===== SUPPLIED INFORMATION

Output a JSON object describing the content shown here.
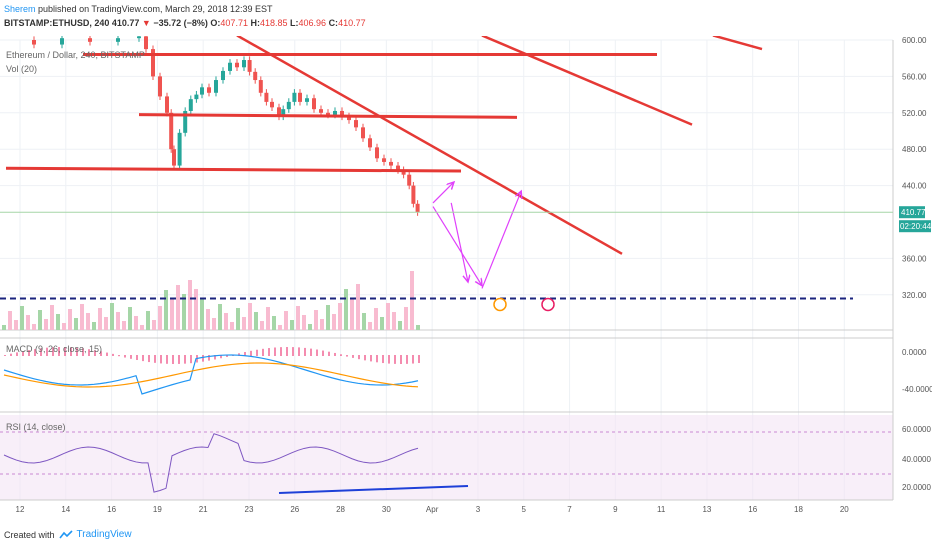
{
  "header": {
    "publisher": "Sherem",
    "published_text": "published on TradingView.com, March 29, 2018 12:39 EST",
    "symbol": "BITSTAMP:ETHUSD, 240",
    "last": "410.77",
    "change": "−35.72 (−8%)",
    "o_label": "O:",
    "o": "407.71",
    "h_label": "H:",
    "h": "418.85",
    "l_label": "L:",
    "l": "406.96",
    "c_label": "C:",
    "c": "410.77"
  },
  "footer": {
    "created_with": "Created with",
    "brand": "TradingView"
  },
  "chart_data": {
    "type": "candlestick",
    "title": "Ethereum / Dollar, 240, BITSTAMP",
    "volume_label": "Vol (20)",
    "x_ticks": [
      "12",
      "14",
      "16",
      "19",
      "21",
      "23",
      "26",
      "28",
      "30",
      "Apr",
      "3",
      "5",
      "7",
      "9",
      "11",
      "13",
      "16",
      "18",
      "20"
    ],
    "price_axis": {
      "min": 300,
      "max": 600,
      "ticks": [
        600,
        560,
        520,
        480,
        440,
        360,
        320
      ]
    },
    "last_price_label": "410.77",
    "countdown_label": "02:20:44",
    "price_path": [
      [
        0,
        600
      ],
      [
        2,
        595
      ],
      [
        4,
        602
      ],
      [
        6,
        598
      ],
      [
        8,
        602
      ],
      [
        9.5,
        604
      ],
      [
        10,
        590
      ],
      [
        10.5,
        560
      ],
      [
        11,
        538
      ],
      [
        11.5,
        520
      ],
      [
        11.8,
        480
      ],
      [
        12,
        462
      ],
      [
        12.4,
        498
      ],
      [
        12.8,
        522
      ],
      [
        13.2,
        535
      ],
      [
        13.6,
        540
      ],
      [
        14,
        548
      ],
      [
        14.5,
        542
      ],
      [
        15,
        556
      ],
      [
        15.5,
        566
      ],
      [
        16,
        575
      ],
      [
        16.5,
        570
      ],
      [
        17,
        578
      ],
      [
        17.4,
        565
      ],
      [
        17.8,
        556
      ],
      [
        18.2,
        542
      ],
      [
        18.6,
        532
      ],
      [
        19,
        526
      ],
      [
        19.5,
        516
      ],
      [
        19.8,
        524
      ],
      [
        20.2,
        532
      ],
      [
        20.6,
        542
      ],
      [
        21,
        532
      ],
      [
        21.5,
        536
      ],
      [
        22,
        524
      ],
      [
        22.5,
        520
      ],
      [
        23,
        518
      ],
      [
        23.5,
        522
      ],
      [
        24,
        516
      ],
      [
        24.5,
        512
      ],
      [
        25,
        504
      ],
      [
        25.5,
        492
      ],
      [
        26,
        482
      ],
      [
        26.5,
        470
      ],
      [
        27,
        466
      ],
      [
        27.5,
        462
      ],
      [
        28,
        457
      ],
      [
        28.4,
        452
      ],
      [
        28.8,
        440
      ],
      [
        29.1,
        420
      ],
      [
        29.4,
        410.77
      ]
    ],
    "volume_bars_hint": "volume histogram below price, pink and green bars",
    "support_resistance": [
      {
        "x0": 5.5,
        "y0": 584,
        "x1": 46.5,
        "y1": 584
      },
      {
        "x0": 9.5,
        "y0": 518,
        "x1": 36.5,
        "y1": 515
      },
      {
        "x0": 0,
        "y0": 459,
        "x1": 32.5,
        "y1": 456
      }
    ],
    "trend_lines": [
      {
        "x0": 16.5,
        "y0": 605,
        "x1": 44,
        "y1": 365
      },
      {
        "x0": 34,
        "y0": 605,
        "x1": 49,
        "y1": 507
      },
      {
        "x0": 50.5,
        "y0": 605,
        "x1": 54,
        "y1": 590
      }
    ],
    "dashed_level": 316,
    "arrows": [
      [
        [
          30.5,
          421
        ],
        [
          32,
          444
        ]
      ],
      [
        [
          30.5,
          417
        ],
        [
          34,
          330
        ]
      ],
      [
        [
          31.8,
          421
        ],
        [
          33,
          334
        ]
      ],
      [
        [
          34,
          327
        ],
        [
          36.8,
          434
        ]
      ]
    ],
    "macd": {
      "label": "MACD (9, 26, close, 15)",
      "ticks": [
        "0.0000",
        "-40.0000"
      ]
    },
    "rsi": {
      "label": "RSI (14, close)",
      "ticks": [
        "60.0000",
        "40.0000",
        "20.0000"
      ],
      "divergence_start": 19.5,
      "divergence_end": 33
    }
  }
}
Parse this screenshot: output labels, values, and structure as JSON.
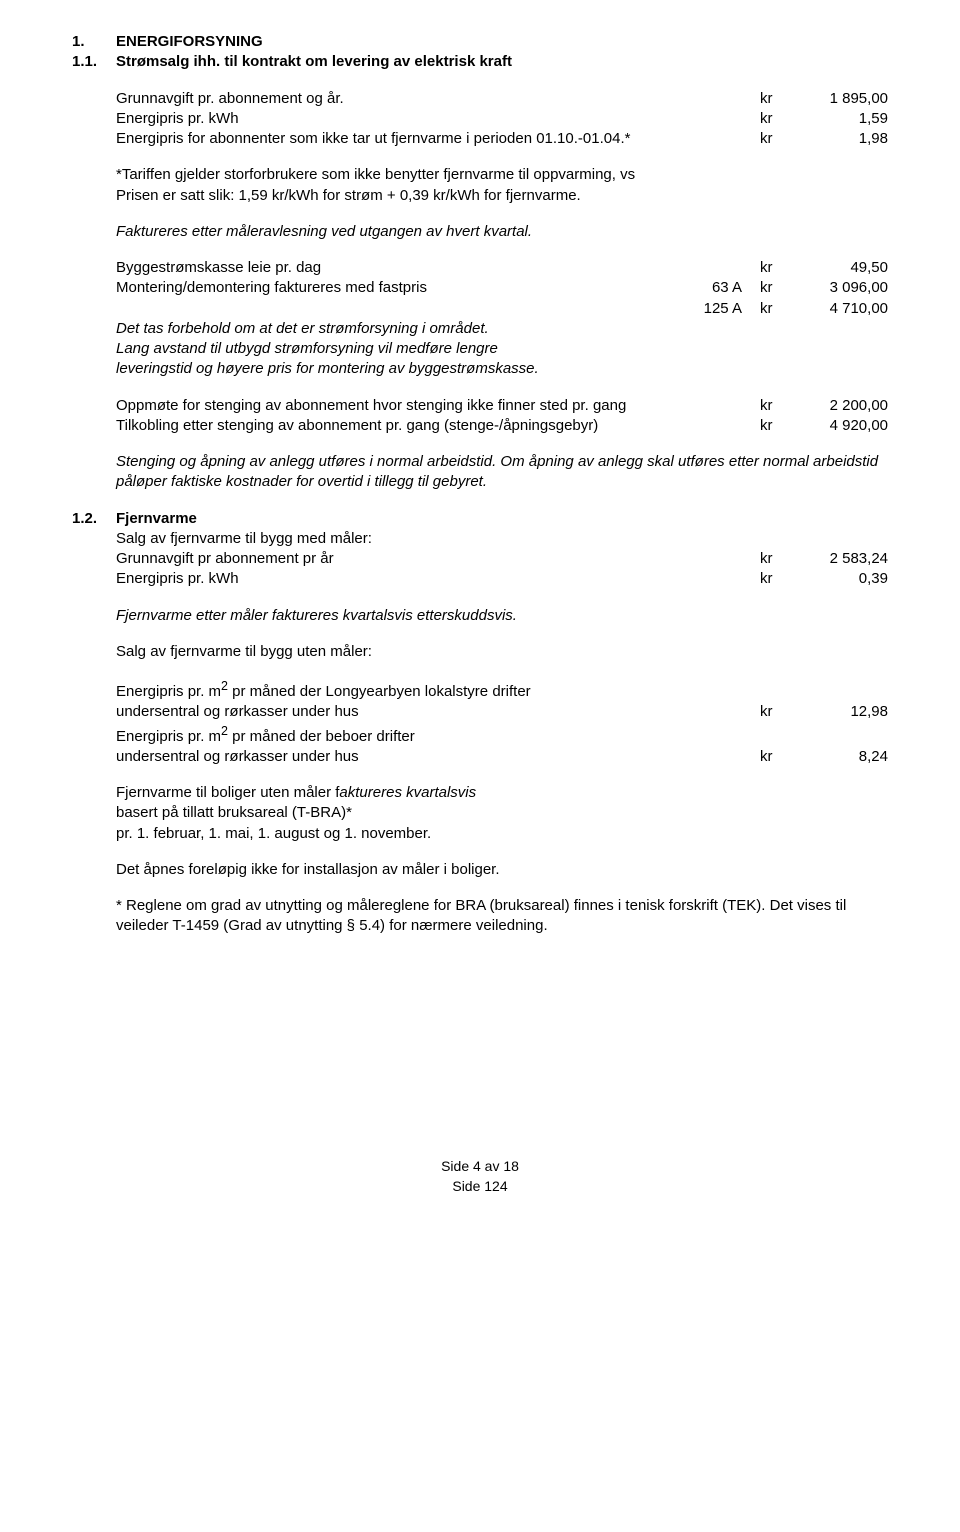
{
  "s1": {
    "num": "1.",
    "title": "ENERGIFORSYNING"
  },
  "s11": {
    "num": "1.1.",
    "title": "Strømsalg ihh. til kontrakt om levering av elektrisk kraft"
  },
  "rows1": {
    "r1": {
      "label": "Grunnavgift  pr. abonnement og år.",
      "kr": "kr",
      "val": "1 895,00"
    },
    "r2": {
      "label": "Energipris pr. kWh",
      "kr": "kr",
      "val": "1,59"
    },
    "r3": {
      "label": "Energipris for abonnenter som ikke tar ut fjernvarme i perioden 01.10.-01.04.*",
      "kr": "kr",
      "val": "1,98"
    }
  },
  "tariff": {
    "l1": "*Tariffen gjelder storforbrukere som ikke benytter fjernvarme til oppvarming, vs",
    "l2": "Prisen er satt slik: 1,59 kr/kWh for strøm + 0,39 kr/kWh for fjernvarme."
  },
  "faktureres1": "Faktureres etter måleravlesning ved utgangen av hvert kvartal.",
  "rows2": {
    "r1": {
      "label": "Byggestrømskasse leie pr. dag",
      "mid": "",
      "kr": "kr",
      "val": "49,50"
    },
    "r2": {
      "label": "Montering/demontering faktureres med fastpris",
      "mid": "63 A",
      "kr": "kr",
      "val": "3 096,00"
    },
    "r3": {
      "label": "",
      "mid": "125 A",
      "kr": "kr",
      "val": "4 710,00"
    }
  },
  "forbehold": {
    "l1": "Det tas forbehold om at det er strømforsyning i området.",
    "l2": "Lang avstand til utbygd strømforsyning vil medføre lengre",
    "l3": "leveringstid og høyere pris for montering av byggestrømskasse."
  },
  "rows3": {
    "r1": {
      "label": "Oppmøte for stenging av abonnement hvor stenging ikke finner sted pr. gang",
      "kr": "kr",
      "val": "2 200,00"
    },
    "r2": {
      "label": "Tilkobling etter stenging av abonnement pr. gang (stenge-/åpningsgebyr)",
      "kr": "kr",
      "val": "4 920,00"
    }
  },
  "note1": "Stenging og åpning av anlegg utføres i normal arbeidstid. Om åpning av anlegg skal utføres etter normal arbeidstid påløper faktiske kostnader for overtid i tillegg til gebyret.",
  "s12": {
    "num": "1.2.",
    "title": "Fjernvarme",
    "sub": "Salg av fjernvarme til bygg med måler:"
  },
  "rows4": {
    "r1": {
      "label": "Grunnavgift pr abonnement pr år",
      "kr": "kr",
      "val": "2 583,24"
    },
    "r2": {
      "label": "Energipris pr. kWh",
      "kr": "kr",
      "val": "0,39"
    }
  },
  "note2": "Fjernvarme etter måler faktureres kvartalsvis etterskuddsvis.",
  "sub2": "Salg av fjernvarme til bygg uten måler:",
  "rows5": {
    "r1a": "Energipris pr. m",
    "r1sup": "2",
    "r1b": " pr måned der Longyearbyen lokalstyre drifter",
    "r1c": {
      "label": "undersentral og rørkasser under hus",
      "kr": "kr",
      "val": "12,98"
    },
    "r2a": "Energipris pr. m",
    "r2sup": "2",
    "r2b": " pr måned der beboer drifter",
    "r2c": {
      "label": "undersentral og rørkasser under hus",
      "kr": "kr",
      "val": "8,24"
    }
  },
  "block3": {
    "l1a": "Fjernvarme til boliger uten måler f",
    "l1b": "aktureres kvartalsvis",
    "l2": "basert på tillatt bruksareal (T-BRA)*",
    "l3": "pr. 1. februar, 1. mai, 1. august og 1. november."
  },
  "note3": "Det åpnes foreløpig ikke for installasjon av måler i boliger.",
  "note4": "* Reglene om grad av utnytting og målereglene for BRA (bruksareal) finnes i tenisk forskrift (TEK). Det vises til veileder T-1459 (Grad av utnytting § 5.4) for nærmere veiledning.",
  "footer": {
    "l1": "Side 4 av 18",
    "l2": "Side 124"
  }
}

==========

__EXERCISE INSTRUCTIONS__:
Copy out the lines that hold "JSON".

__RESULT OF THIS EXERCISE__:
Output a JSON object describing the content shown here.
Parse this screenshot: output labels, values, and structure as JSON.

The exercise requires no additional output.